GIVEN EXERCISE = Go through the data below and gather each line containing "надзора".

SOURCE RECORDS =
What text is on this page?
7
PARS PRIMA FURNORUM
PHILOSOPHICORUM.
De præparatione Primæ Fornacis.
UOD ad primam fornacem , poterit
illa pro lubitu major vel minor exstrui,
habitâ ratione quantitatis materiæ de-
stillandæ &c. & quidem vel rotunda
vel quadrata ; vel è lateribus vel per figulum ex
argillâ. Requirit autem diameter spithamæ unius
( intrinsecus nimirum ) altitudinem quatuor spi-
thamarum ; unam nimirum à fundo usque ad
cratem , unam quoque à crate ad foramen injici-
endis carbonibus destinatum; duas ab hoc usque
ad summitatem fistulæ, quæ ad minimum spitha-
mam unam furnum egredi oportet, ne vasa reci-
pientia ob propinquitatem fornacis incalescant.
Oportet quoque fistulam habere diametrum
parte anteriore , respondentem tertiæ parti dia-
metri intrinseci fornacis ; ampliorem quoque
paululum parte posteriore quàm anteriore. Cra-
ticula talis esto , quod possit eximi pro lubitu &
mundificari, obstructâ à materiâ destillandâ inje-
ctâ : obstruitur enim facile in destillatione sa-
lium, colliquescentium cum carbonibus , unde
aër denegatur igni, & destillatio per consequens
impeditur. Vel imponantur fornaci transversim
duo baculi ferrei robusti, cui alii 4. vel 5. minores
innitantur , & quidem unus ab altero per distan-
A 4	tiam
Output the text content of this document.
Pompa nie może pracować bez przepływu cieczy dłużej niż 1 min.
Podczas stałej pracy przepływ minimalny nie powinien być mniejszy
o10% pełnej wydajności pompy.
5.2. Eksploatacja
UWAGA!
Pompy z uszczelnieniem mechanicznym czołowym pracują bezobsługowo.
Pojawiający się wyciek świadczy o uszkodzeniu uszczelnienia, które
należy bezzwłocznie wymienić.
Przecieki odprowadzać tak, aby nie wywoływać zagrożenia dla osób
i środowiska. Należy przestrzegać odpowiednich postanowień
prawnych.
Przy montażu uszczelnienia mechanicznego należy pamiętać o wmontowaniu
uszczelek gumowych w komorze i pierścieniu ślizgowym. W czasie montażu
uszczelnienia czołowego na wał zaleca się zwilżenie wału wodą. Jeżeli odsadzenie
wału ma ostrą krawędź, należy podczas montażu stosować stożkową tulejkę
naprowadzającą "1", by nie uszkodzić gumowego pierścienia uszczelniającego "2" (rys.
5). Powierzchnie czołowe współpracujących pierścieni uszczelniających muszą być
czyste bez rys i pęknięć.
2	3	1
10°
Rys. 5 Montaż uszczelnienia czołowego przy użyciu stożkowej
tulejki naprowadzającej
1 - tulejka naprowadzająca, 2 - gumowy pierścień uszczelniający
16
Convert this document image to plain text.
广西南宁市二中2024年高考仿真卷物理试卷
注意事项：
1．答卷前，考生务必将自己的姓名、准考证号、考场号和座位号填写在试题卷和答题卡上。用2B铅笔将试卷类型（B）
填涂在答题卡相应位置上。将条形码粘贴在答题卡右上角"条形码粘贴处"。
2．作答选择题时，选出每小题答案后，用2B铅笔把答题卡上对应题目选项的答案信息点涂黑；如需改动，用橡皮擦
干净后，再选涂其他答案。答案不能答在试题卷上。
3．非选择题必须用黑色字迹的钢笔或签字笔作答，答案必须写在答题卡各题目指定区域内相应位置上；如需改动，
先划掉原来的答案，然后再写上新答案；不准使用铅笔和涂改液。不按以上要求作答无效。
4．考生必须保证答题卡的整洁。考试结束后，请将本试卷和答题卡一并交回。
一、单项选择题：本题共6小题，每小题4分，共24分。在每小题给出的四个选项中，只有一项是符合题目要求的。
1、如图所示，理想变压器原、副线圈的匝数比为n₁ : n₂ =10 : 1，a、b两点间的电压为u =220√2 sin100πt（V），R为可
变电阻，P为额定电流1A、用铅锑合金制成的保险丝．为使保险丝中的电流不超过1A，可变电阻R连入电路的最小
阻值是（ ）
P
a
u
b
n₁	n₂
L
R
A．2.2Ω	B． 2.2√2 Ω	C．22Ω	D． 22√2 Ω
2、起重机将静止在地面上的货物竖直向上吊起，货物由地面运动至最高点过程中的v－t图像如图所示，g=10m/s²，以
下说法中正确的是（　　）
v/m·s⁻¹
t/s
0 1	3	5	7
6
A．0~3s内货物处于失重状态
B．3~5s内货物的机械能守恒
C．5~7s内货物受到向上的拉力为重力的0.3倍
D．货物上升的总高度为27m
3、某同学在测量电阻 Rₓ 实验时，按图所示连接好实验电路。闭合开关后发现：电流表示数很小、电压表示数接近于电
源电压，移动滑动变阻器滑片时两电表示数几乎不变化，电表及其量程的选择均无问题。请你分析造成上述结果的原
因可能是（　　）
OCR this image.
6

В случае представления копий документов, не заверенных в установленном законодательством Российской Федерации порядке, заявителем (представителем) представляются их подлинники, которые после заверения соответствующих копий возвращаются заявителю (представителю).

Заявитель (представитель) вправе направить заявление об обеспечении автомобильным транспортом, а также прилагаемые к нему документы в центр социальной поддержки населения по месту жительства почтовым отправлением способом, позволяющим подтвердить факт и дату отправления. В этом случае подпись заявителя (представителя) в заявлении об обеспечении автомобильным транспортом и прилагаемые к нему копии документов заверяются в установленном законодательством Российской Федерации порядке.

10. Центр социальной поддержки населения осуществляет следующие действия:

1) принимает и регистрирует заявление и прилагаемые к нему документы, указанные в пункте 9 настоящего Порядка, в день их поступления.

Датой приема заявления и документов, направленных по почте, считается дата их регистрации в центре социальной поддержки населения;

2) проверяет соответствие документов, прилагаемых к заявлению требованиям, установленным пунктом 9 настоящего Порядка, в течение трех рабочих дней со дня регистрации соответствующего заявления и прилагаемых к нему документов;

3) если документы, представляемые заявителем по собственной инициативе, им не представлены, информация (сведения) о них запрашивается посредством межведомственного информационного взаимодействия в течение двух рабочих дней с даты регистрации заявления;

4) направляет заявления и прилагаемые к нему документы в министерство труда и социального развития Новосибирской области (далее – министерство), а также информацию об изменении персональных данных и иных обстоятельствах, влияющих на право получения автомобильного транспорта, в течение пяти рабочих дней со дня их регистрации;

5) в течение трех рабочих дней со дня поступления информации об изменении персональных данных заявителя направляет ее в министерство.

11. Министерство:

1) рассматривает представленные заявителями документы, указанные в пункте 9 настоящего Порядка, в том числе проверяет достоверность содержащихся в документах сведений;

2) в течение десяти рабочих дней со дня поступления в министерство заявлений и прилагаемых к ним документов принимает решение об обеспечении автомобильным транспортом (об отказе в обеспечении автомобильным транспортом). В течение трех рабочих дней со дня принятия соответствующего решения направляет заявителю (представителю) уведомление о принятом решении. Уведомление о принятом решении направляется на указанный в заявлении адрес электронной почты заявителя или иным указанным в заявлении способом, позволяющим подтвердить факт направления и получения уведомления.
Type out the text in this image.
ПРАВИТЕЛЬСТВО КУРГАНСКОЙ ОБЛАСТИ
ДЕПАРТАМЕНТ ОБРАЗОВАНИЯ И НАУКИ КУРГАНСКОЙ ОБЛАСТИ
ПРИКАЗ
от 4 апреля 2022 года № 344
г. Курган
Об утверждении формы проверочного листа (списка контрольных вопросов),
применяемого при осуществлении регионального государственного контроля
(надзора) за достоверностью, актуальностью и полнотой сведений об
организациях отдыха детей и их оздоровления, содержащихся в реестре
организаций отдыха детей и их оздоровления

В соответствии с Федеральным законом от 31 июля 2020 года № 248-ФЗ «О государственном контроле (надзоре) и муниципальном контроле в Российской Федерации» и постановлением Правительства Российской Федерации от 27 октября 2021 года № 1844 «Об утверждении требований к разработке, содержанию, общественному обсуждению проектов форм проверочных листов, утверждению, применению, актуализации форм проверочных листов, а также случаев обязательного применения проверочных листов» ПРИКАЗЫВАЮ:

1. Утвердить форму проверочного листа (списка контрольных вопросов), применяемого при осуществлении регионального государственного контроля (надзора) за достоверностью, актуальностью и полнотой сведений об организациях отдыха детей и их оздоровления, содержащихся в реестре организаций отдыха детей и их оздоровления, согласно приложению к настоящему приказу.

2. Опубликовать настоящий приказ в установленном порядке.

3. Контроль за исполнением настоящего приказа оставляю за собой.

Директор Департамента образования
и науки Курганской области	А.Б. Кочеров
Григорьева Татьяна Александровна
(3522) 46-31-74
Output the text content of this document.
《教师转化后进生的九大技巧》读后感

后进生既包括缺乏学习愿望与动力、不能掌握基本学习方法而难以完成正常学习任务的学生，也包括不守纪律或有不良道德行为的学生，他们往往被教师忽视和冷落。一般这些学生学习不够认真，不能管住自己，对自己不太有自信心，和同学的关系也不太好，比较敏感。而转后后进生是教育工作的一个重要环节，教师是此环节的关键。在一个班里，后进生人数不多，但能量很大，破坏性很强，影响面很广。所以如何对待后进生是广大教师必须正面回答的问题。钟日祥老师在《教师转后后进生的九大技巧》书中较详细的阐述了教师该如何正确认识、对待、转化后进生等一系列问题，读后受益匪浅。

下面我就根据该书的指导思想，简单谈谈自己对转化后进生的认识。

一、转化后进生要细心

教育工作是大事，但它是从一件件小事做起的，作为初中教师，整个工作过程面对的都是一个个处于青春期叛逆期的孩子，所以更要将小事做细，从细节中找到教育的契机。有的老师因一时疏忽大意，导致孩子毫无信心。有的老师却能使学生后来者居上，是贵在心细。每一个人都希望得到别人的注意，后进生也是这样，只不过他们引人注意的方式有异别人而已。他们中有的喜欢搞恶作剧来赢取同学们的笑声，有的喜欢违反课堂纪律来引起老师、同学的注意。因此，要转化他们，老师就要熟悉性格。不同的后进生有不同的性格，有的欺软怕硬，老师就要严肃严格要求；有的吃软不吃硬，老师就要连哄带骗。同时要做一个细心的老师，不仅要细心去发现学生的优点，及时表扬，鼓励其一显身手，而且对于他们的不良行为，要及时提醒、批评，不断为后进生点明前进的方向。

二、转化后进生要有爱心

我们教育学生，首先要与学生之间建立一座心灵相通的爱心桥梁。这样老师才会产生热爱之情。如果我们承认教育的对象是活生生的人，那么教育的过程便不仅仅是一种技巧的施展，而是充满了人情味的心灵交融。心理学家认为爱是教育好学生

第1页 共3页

FINISHED TASK =
(надзора) за достоверностью, актуальностью и полнотой сведений об
1. Утвердить форму проверочного листа (списка контрольных вопросов), применяемого при осуществлении регионального государственного контроля (надзора) за достоверностью, актуальностью и полнотой сведений об организациях отдыха детей и их оздоровления, содержащихся в реестре организаций отдыха детей и их оздоровления, согласно приложению к настоящему приказу.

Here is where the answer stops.